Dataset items
--------------------------------
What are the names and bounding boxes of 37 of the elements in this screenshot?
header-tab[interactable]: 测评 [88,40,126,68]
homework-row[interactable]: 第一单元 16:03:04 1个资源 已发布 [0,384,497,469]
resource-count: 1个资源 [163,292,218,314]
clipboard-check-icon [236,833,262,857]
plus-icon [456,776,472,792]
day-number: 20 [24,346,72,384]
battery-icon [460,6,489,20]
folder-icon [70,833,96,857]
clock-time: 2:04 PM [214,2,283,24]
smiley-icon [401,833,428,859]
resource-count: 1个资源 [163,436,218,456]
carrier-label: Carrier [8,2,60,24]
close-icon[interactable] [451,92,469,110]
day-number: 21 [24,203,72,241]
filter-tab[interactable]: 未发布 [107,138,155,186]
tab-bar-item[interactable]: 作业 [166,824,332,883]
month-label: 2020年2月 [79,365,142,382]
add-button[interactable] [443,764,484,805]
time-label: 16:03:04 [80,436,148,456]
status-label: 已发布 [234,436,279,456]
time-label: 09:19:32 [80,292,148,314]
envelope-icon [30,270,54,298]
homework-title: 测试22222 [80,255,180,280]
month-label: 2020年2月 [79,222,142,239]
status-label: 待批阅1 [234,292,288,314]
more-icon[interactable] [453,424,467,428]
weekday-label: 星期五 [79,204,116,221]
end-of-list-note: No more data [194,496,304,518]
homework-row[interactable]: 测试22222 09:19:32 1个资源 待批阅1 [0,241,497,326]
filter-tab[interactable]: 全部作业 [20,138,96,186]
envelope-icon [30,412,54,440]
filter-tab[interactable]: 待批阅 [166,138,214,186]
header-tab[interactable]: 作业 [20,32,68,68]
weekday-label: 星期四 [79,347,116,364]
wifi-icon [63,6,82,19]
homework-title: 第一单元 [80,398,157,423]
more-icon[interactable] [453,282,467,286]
--------------------------------
Problem requirements — Please count the lines above that contain the string "month", treating case as significant, and give only the number.

Task response — 2